• Task directions:
Would you set down every line of the data below exactly as it reads?
+++ Information given
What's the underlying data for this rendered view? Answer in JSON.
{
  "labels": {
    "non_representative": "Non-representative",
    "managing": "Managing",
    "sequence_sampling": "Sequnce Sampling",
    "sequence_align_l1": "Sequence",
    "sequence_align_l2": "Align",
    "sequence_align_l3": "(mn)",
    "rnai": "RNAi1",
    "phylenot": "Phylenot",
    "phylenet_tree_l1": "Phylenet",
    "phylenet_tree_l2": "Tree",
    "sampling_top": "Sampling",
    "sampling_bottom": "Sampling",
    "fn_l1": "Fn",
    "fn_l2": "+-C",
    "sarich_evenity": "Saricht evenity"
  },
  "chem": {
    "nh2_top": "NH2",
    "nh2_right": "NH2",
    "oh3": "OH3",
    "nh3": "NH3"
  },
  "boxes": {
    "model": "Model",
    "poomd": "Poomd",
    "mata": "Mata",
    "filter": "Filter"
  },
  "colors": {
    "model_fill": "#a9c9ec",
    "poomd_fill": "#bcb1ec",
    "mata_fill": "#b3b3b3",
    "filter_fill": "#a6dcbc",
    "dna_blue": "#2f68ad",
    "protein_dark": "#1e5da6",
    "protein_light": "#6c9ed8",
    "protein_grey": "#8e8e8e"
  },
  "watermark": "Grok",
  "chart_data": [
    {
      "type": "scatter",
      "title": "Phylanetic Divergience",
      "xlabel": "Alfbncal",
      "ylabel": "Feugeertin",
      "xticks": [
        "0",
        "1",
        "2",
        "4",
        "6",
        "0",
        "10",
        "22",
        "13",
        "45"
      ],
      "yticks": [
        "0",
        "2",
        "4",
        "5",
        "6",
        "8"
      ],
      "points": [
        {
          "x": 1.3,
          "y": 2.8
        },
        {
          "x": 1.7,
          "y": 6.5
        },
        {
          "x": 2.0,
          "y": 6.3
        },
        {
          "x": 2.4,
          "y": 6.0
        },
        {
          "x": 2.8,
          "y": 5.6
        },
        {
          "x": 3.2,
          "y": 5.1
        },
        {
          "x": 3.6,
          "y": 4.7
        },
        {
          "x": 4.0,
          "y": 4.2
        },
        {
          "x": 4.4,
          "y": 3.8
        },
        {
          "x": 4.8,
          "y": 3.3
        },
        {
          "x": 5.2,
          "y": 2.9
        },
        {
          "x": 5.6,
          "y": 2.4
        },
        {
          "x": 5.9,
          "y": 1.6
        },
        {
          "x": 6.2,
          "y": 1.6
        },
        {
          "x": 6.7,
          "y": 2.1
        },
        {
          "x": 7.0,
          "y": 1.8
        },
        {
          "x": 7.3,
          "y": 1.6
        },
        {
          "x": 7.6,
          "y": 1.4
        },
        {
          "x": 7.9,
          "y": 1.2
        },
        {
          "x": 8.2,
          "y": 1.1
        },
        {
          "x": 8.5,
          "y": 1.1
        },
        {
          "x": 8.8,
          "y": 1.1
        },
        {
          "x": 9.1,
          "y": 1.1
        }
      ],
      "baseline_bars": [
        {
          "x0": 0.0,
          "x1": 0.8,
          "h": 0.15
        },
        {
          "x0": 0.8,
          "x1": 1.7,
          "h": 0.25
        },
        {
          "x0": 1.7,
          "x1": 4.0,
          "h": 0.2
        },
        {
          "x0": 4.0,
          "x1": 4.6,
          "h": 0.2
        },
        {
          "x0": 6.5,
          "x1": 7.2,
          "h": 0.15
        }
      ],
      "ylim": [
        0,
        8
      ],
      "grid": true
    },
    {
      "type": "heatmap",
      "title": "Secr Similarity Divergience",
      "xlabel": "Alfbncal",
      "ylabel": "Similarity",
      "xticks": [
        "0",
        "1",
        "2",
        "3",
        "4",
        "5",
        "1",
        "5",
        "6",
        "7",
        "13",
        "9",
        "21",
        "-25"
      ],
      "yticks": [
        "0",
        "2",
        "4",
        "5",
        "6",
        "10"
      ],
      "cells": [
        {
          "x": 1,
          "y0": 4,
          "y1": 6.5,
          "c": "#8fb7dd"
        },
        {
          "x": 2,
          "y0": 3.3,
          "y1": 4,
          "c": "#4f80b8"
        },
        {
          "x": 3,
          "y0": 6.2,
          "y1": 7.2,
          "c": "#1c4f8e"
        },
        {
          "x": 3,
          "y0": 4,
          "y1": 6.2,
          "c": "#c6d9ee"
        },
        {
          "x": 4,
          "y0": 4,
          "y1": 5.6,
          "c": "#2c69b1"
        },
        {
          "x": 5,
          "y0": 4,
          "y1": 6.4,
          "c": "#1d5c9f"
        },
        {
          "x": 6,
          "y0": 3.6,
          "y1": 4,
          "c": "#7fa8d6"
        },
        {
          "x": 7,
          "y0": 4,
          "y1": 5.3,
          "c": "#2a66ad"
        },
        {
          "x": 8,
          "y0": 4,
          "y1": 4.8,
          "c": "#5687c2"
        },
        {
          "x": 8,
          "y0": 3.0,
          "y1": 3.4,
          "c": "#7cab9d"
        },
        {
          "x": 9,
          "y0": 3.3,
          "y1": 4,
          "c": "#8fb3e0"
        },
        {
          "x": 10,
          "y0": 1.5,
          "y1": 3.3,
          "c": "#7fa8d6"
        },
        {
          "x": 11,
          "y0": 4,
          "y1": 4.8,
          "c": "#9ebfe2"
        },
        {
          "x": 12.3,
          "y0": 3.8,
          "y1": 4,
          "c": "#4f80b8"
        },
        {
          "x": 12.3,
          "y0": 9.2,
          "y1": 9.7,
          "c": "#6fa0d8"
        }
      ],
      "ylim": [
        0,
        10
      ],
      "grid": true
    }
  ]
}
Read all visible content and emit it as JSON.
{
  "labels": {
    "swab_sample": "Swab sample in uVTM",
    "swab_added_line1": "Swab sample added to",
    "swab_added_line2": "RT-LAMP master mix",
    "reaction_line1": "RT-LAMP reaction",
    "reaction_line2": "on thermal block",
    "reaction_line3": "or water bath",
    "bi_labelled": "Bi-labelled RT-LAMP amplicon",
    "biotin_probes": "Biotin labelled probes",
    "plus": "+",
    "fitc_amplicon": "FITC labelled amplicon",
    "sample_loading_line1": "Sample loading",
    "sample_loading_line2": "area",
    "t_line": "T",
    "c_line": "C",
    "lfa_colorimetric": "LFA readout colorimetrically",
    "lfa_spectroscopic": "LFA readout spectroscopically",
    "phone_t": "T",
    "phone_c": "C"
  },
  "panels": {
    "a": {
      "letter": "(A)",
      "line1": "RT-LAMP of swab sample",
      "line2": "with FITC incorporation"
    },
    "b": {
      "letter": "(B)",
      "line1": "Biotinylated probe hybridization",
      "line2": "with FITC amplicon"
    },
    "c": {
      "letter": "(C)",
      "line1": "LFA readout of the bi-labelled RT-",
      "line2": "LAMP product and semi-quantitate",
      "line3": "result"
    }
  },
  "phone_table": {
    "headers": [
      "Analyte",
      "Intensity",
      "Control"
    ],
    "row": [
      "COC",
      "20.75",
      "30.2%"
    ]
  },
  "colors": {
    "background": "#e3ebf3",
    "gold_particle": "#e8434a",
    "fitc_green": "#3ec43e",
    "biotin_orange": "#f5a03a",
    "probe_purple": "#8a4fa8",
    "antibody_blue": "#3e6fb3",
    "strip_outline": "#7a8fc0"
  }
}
++++++
• Your response:
What's the underlying data for this rendered view? Answer in JSON.
{
  "labels": {
    "non_representative": "Non-representative",
    "managing": "Managing",
    "sequence_sampling": "Sequnce Sampling",
    "sequence_align_l1": "Sequence",
    "sequence_align_l2": "Align",
    "sequence_align_l3": "(mn)",
    "rnai": "RNAi1",
    "phylenot": "Phylenot",
    "phylenet_tree_l1": "Phylenet",
    "phylenet_tree_l2": "Tree",
    "sampling_top": "Sampling",
    "sampling_bottom": "Sampling",
    "fn_l1": "Fn",
    "fn_l2": "+-C",
    "sarich_evenity": "Saricht evenity"
  },
  "chem": {
    "nh2_top": "NH2",
    "nh2_right": "NH2",
    "oh3": "OH3",
    "nh3": "NH3"
  },
  "boxes": {
    "model": "Model",
    "poomd": "Poomd",
    "mata": "Mata",
    "filter": "Filter"
  },
  "colors": {
    "model_fill": "#a9c9ec",
    "poomd_fill": "#bcb1ec",
    "mata_fill": "#b3b3b3",
    "filter_fill": "#a6dcbc",
    "dna_blue": "#2f68ad",
    "protein_dark": "#1e5da6",
    "protein_light": "#6c9ed8",
    "protein_grey": "#8e8e8e"
  },
  "watermark": "Grok",
  "chart_data": [
    {
      "type": "scatter",
      "title": "Phylanetic Divergience",
      "xlabel": "Alfbncal",
      "ylabel": "Feugeertin",
      "xticks": [
        "0",
        "1",
        "2",
        "4",
        "6",
        "0",
        "10",
        "22",
        "13",
        "45"
      ],
      "yticks": [
        "0",
        "2",
        "4",
        "5",
        "6",
        "8"
      ],
      "points": [
        {
          "x": 1.3,
          "y": 2.8
        },
        {
          "x": 1.7,
          "y": 6.5
        },
        {
          "x": 2.0,
          "y": 6.3
        },
        {
          "x": 2.4,
          "y": 6.0
        },
        {
          "x": 2.8,
          "y": 5.6
        },
        {
          "x": 3.2,
          "y": 5.1
        },
        {
          "x": 3.6,
          "y": 4.7
        },
        {
          "x": 4.0,
          "y": 4.2
        },
        {
          "x": 4.4,
          "y": 3.8
        },
        {
          "x": 4.8,
          "y": 3.3
        },
        {
          "x": 5.2,
          "y": 2.9
        },
        {
          "x": 5.6,
          "y": 2.4
        },
        {
          "x": 5.9,
          "y": 1.6
        },
        {
          "x": 6.2,
          "y": 1.6
        },
        {
          "x": 6.7,
          "y": 2.1
        },
        {
          "x": 7.0,
          "y": 1.8
        },
        {
          "x": 7.3,
          "y": 1.6
        },
        {
          "x": 7.6,
          "y": 1.4
        },
        {
          "x": 7.9,
          "y": 1.2
        },
        {
          "x": 8.2,
          "y": 1.1
        },
        {
          "x": 8.5,
          "y": 1.1
        },
        {
          "x": 8.8,
          "y": 1.1
        },
        {
          "x": 9.1,
          "y": 1.1
        }
      ],
      "baseline_bars": [
        {
          "x0": 0.0,
          "x1": 0.8,
          "h": 0.15
        },
        {
          "x0": 0.8,
          "x1": 1.7,
          "h": 0.25
        },
        {
          "x0": 1.7,
          "x1": 4.0,
          "h": 0.2
        },
        {
          "x0": 4.0,
          "x1": 4.6,
          "h": 0.2
        },
        {
          "x0": 6.5,
          "x1": 7.2,
          "h": 0.15
        }
      ],
      "ylim": [
        0,
        8
      ],
      "grid": true
    },
    {
      "type": "heatmap",
      "title": "Secr Similarity Divergience",
      "xlabel": "Alfbncal",
      "ylabel": "Similarity",
      "xticks": [
        "0",
        "1",
        "2",
        "3",
        "4",
        "5",
        "1",
        "5",
        "6",
        "7",
        "13",
        "9",
        "21",
        "-25"
      ],
      "yticks": [
        "0",
        "2",
        "4",
        "5",
        "6",
        "10"
      ],
      "cells": [
        {
          "x": 1,
          "y0": 4,
          "y1": 6.5,
          "c": "#8fb7dd"
        },
        {
          "x": 2,
          "y0": 3.3,
          "y1": 4,
          "c": "#4f80b8"
        },
        {
          "x": 3,
          "y0": 6.2,
          "y1": 7.2,
          "c": "#1c4f8e"
        },
        {
          "x": 3,
          "y0": 4,
          "y1": 6.2,
          "c": "#c6d9ee"
        },
        {
          "x": 4,
          "y0": 4,
          "y1": 5.6,
          "c": "#2c69b1"
        },
        {
          "x": 5,
          "y0": 4,
          "y1": 6.4,
          "c": "#1d5c9f"
        },
        {
          "x": 6,
          "y0": 3.6,
          "y1": 4,
          "c": "#7fa8d6"
        },
        {
          "x": 7,
          "y0": 4,
          "y1": 5.3,
          "c": "#2a66ad"
        },
        {
          "x": 8,
          "y0": 4,
          "y1": 4.8,
          "c": "#5687c2"
        },
        {
          "x": 8,
          "y0": 3.0,
          "y1": 3.4,
          "c": "#7cab9d"
        },
        {
          "x": 9,
          "y0": 3.3,
          "y1": 4,
          "c": "#8fb3e0"
        },
        {
          "x": 10,
          "y0": 1.5,
          "y1": 3.3,
          "c": "#7fa8d6"
        },
        {
          "x": 11,
          "y0": 4,
          "y1": 4.8,
          "c": "#9ebfe2"
        },
        {
          "x": 12.3,
          "y0": 3.8,
          "y1": 4,
          "c": "#4f80b8"
        },
        {
          "x": 12.3,
          "y0": 9.2,
          "y1": 9.7,
          "c": "#6fa0d8"
        }
      ],
      "ylim": [
        0,
        10
      ],
      "grid": true
    }
  ]
}
Read all visible content and emit it as JSON.
{
  "labels": {
    "swab_sample": "Swab sample in uVTM",
    "swab_added_line1": "Swab sample added to",
    "swab_added_line2": "RT-LAMP master mix",
    "reaction_line1": "RT-LAMP reaction",
    "reaction_line2": "on thermal block",
    "reaction_line3": "or water bath",
    "bi_labelled": "Bi-labelled RT-LAMP amplicon",
    "biotin_probes": "Biotin labelled probes",
    "plus": "+",
    "fitc_amplicon": "FITC labelled amplicon",
    "sample_loading_line1": "Sample loading",
    "sample_loading_line2": "area",
    "t_line": "T",
    "c_line": "C",
    "lfa_colorimetric": "LFA readout colorimetrically",
    "lfa_spectroscopic": "LFA readout spectroscopically",
    "phone_t": "T",
    "phone_c": "C"
  },
  "panels": {
    "a": {
      "letter": "(A)",
      "line1": "RT-LAMP of swab sample",
      "line2": "with FITC incorporation"
    },
    "b": {
      "letter": "(B)",
      "line1": "Biotinylated probe hybridization",
      "line2": "with FITC amplicon"
    },
    "c": {
      "letter": "(C)",
      "line1": "LFA readout of the bi-labelled RT-",
      "line2": "LAMP product and semi-quantitate",
      "line3": "result"
    }
  },
  "phone_table": {
    "headers": [
      "Analyte",
      "Intensity",
      "Control"
    ],
    "row": [
      "COC",
      "20.75",
      "30.2%"
    ]
  },
  "colors": {
    "background": "#e3ebf3",
    "gold_particle": "#e8434a",
    "fitc_green": "#3ec43e",
    "biotin_orange": "#f5a03a",
    "probe_purple": "#8a4fa8",
    "antibody_blue": "#3e6fb3",
    "strip_outline": "#7a8fc0"
  }
}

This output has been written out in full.